The Australian government is investing $90 billion into the continuous shipbuilding program, which is expected to create 5200 shipbuilding jobs within 10 years, to build Australia’s new fleet of 12 Offshore Patrol Vessels, nine Hunter Class anti-submarine frigates, 12 Future submarines, and 21 Pacific Patrol boats.

Based in Osborne, South Australia, the Naval Shipbuilding College is being delivered by NSI (Australia) Pty Ltd, a joint venture between KBR and the largest shipbuilding company in the United States Huntington Ingalls Industries, which has been servicing the US Navy for 130 years.

College program director Bill Docalovich said the college helped answer the question he was often asked ‘where are the workers going to come from’?

He said shipbuilding offered a diverse range of skilled and professional career opportunities from working on the ship deck, through to project management and into the boardroom.

• Written exercise 1: In the listing below, turn the stretch from the line containing "signal-icon bbox=[443, 4, 457, 17]" through the line containing "wifi-icon bbox=[421, 4, 438, 17]" into a JSON list of strings, one string per line, leaving out blank lines.

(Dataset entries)
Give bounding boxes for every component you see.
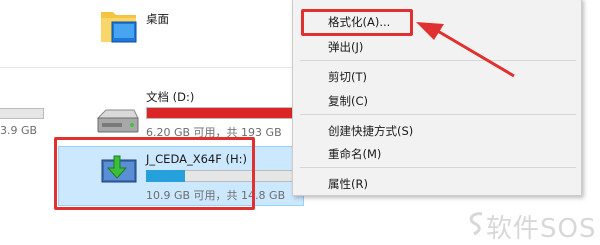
section-divider — [0, 67, 300, 68]
watermark-text: 软件SOS — [486, 214, 597, 244]
menu-item-create-shortcut[interactable]: 创建快捷方式(S) — [328, 123, 413, 139]
drive-d-label[interactable]: 文档 (D:) — [146, 89, 194, 105]
desktop-label[interactable]: 桌面 — [146, 11, 169, 27]
menu-item-copy[interactable]: 复制(C) — [328, 93, 368, 109]
left-drive-size-text: 3.9 GB — [0, 124, 38, 137]
menu-item-cut[interactable]: 剪切(T) — [328, 69, 367, 85]
menu-item-eject[interactable]: 弹出(J) — [328, 39, 363, 55]
hard-drive-icon[interactable] — [94, 108, 140, 138]
menu-item-properties[interactable]: 属性(R) — [328, 176, 368, 192]
format-highlight-box — [301, 9, 413, 36]
menu-item-rename[interactable]: 重命名(M) — [328, 146, 381, 162]
usb-highlight-box — [54, 137, 255, 210]
swirl-logo-icon — [466, 210, 488, 238]
annotation-arrow-icon — [410, 18, 520, 80]
drive-d-usage-bar — [146, 107, 306, 119]
desktop-folder-icon[interactable] — [98, 6, 140, 46]
left-drive-usage-bar — [0, 108, 44, 119]
menu-separator — [300, 114, 576, 115]
menu-separator — [300, 167, 576, 168]
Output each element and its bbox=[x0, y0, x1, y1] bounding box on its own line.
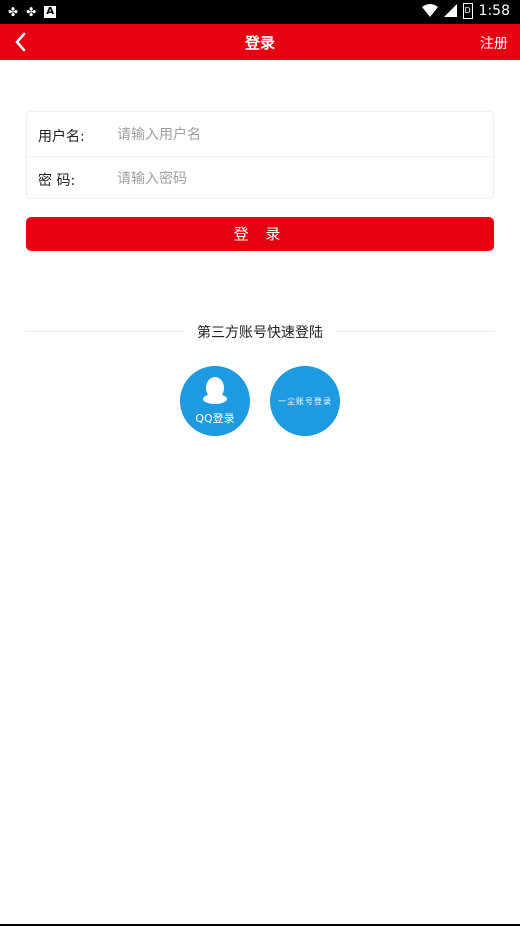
signal-icon bbox=[443, 4, 457, 17]
username-label: 用户名: bbox=[38, 129, 85, 145]
third-party-divider: 第三方账号快速登陆 bbox=[26, 320, 494, 342]
login-form: 用户名: 密 码: bbox=[26, 111, 494, 199]
username-input[interactable] bbox=[115, 123, 479, 147]
wifi-icon bbox=[421, 4, 438, 17]
third-party-title: 第三方账号快速登陆 bbox=[197, 325, 323, 341]
status-bar: ✤ ✤ A D 1:58 bbox=[0, 0, 520, 24]
app-notification-icon-2: ✤ bbox=[26, 5, 37, 19]
qq-penguin-icon bbox=[203, 377, 227, 404]
a-notification-icon: A bbox=[44, 6, 57, 18]
divider-line-right bbox=[336, 331, 494, 332]
clock: 1:58 bbox=[478, 3, 510, 19]
app-header: 登录 注册 bbox=[0, 24, 520, 60]
password-input[interactable] bbox=[115, 167, 479, 191]
yichen-login-label: 一尘账号登录 bbox=[278, 397, 332, 406]
battery-icon: D bbox=[462, 3, 473, 19]
password-label: 密 码: bbox=[38, 173, 76, 189]
app-notification-icon: ✤ bbox=[8, 5, 19, 19]
notification-icons: ✤ ✤ A bbox=[8, 4, 57, 20]
page-title: 登录 bbox=[244, 34, 275, 52]
qq-login-button[interactable]: QQ登录 bbox=[180, 366, 250, 436]
qq-login-label: QQ登录 bbox=[195, 412, 235, 425]
yichen-login-button[interactable]: 一尘账号登录 bbox=[270, 366, 340, 436]
login-button[interactable]: 登 录 bbox=[26, 217, 494, 251]
register-link[interactable]: 注册 bbox=[480, 33, 508, 53]
system-icons: D 1:58 bbox=[421, 3, 510, 19]
username-row: 用户名: bbox=[27, 112, 493, 157]
password-row: 密 码: bbox=[27, 156, 493, 200]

• Written exercise 2: From the shipbuilding text, set down word for word the stretch from "Based in Osborne, South" through "into the boardroom.".

• Final answer 1:
[
  "signal-icon bbox=[443, 4, 457, 17]",
  "username-label: 用户名: bbox=[38, 129, 85, 145]",
  "third-party-divider: 第三方账号快速登陆 bbox=[26, 320, 494, 342]",
  "login-form: 用户名: 密 码: bbox=[26, 111, 494, 199]",
  "username-input[interactable] bbox=[115, 123, 479, 147]",
  "wifi-icon bbox=[421, 4, 438, 17]"
]

• Final answer 2:
Based in Osborne, South Australia, the Naval Shipbuilding College is being delivered by NSI (Australia) Pty Ltd, a joint venture between KBR and the largest shipbuilding company in the United States Huntington Ingalls Industries, which has been servicing the US Navy for 130 years.

College program director Bill Docalovich said the college helped answer the question he was often asked ‘where are the workers going to come from’?

He said shipbuilding offered a diverse range of skilled and professional career opportunities from working on the ship deck, through to project management and into the boardroom.